Collected data entries
────────

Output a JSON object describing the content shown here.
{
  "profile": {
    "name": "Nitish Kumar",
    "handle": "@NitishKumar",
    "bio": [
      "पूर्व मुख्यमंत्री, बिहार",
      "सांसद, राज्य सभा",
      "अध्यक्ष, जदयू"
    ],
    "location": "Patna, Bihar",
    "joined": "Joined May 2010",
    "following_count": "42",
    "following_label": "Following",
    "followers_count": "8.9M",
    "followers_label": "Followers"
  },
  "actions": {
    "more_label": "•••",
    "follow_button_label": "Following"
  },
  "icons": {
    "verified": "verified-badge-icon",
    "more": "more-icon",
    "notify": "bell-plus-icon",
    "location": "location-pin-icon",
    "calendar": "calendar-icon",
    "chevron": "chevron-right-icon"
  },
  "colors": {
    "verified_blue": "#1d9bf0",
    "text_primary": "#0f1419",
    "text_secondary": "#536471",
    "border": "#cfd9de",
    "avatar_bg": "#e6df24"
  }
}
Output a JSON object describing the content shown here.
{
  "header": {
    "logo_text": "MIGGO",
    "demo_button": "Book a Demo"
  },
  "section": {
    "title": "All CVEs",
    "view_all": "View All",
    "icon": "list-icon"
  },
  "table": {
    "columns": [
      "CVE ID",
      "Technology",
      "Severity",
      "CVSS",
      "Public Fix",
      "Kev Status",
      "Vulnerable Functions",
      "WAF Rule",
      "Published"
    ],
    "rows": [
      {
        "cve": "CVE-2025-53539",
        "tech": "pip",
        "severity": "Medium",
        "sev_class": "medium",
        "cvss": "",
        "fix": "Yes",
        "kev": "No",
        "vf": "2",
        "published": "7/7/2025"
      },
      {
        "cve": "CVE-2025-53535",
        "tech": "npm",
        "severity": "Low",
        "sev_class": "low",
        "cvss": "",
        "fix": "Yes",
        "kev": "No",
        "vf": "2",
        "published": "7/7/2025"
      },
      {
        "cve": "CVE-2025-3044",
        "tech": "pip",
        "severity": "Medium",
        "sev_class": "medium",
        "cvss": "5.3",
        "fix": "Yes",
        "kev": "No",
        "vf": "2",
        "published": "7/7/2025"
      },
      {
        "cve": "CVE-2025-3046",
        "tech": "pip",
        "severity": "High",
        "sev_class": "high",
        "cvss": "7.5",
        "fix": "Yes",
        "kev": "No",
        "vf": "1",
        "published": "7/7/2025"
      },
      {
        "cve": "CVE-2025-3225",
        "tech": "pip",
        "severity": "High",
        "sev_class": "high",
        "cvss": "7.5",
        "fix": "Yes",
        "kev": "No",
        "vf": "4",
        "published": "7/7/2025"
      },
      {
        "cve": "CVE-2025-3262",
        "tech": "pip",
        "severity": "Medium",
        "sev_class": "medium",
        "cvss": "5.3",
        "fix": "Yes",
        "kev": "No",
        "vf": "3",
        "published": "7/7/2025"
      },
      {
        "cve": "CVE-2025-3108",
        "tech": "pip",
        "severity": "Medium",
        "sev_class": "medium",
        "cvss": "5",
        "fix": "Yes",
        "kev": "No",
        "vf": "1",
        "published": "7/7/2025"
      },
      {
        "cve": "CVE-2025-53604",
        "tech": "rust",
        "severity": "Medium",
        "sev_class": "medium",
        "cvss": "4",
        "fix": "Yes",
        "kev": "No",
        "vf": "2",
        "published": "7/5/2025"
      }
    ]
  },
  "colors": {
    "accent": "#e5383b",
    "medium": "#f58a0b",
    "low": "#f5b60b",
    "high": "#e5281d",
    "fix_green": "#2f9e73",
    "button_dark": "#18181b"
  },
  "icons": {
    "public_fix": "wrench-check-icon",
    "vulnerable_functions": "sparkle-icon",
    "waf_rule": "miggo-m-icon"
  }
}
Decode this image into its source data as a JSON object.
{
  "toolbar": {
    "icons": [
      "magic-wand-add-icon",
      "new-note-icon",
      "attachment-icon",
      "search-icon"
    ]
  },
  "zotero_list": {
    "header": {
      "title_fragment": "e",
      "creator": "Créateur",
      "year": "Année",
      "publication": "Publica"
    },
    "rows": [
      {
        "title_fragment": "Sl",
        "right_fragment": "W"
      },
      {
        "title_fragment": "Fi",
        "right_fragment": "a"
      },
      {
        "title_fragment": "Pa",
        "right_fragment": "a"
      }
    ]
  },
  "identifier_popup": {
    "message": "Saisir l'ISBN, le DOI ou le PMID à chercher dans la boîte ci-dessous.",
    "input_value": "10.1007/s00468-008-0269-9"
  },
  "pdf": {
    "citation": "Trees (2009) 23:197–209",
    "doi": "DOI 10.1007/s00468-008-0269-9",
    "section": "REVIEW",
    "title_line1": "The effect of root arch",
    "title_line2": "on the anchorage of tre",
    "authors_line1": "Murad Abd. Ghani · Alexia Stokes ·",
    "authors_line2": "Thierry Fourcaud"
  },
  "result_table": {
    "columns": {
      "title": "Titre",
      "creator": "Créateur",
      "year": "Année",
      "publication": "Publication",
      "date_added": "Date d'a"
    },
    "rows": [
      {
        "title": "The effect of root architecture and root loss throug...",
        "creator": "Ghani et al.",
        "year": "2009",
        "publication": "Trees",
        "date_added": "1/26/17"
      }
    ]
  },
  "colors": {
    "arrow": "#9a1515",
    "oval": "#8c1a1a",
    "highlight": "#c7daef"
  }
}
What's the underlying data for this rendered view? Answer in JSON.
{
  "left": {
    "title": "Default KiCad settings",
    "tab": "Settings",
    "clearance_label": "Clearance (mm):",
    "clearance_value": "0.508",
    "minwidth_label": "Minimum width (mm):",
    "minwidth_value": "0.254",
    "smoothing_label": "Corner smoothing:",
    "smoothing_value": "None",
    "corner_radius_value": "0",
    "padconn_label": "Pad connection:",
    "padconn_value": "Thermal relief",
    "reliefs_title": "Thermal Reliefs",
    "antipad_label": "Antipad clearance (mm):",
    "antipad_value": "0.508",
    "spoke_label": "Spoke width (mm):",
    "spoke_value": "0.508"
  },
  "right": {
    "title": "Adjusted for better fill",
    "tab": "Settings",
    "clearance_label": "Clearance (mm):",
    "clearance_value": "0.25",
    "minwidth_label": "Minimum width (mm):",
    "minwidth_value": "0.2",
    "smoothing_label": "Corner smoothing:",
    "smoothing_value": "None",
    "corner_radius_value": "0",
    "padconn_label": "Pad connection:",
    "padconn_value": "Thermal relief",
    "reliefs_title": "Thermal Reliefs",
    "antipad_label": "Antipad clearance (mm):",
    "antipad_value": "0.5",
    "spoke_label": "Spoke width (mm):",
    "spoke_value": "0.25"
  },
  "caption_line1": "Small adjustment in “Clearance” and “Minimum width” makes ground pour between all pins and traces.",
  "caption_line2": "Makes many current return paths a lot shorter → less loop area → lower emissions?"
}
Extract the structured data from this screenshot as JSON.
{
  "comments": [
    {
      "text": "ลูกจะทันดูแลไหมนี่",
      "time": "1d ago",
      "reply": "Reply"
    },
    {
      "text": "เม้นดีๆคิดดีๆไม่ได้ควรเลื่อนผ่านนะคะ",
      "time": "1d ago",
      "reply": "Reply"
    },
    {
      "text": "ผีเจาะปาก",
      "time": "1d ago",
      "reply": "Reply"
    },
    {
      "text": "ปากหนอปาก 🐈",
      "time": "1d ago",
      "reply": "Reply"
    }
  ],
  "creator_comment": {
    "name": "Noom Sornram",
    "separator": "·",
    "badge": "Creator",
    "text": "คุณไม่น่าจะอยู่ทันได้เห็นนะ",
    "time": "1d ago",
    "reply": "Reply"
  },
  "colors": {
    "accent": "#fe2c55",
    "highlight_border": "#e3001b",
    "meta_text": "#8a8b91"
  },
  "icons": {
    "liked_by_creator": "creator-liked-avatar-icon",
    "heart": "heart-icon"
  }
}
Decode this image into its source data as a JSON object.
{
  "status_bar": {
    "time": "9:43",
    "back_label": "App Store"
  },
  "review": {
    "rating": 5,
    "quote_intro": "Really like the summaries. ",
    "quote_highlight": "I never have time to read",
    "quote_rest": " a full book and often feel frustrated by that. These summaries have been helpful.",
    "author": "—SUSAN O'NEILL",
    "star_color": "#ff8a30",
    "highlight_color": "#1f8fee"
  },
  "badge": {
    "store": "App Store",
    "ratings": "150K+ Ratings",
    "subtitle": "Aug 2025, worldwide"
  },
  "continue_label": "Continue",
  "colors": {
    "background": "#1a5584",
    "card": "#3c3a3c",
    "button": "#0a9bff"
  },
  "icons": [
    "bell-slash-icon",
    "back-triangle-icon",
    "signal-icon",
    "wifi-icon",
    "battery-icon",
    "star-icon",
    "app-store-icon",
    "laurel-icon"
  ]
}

────────

▸ EXERCISE: From the listing above, pick out each line where the word "root" appears.

▸ THE SOLUTION:
    "title_line1": "The effect of root arch",
        "title": "The effect of root architecture and root loss throug...",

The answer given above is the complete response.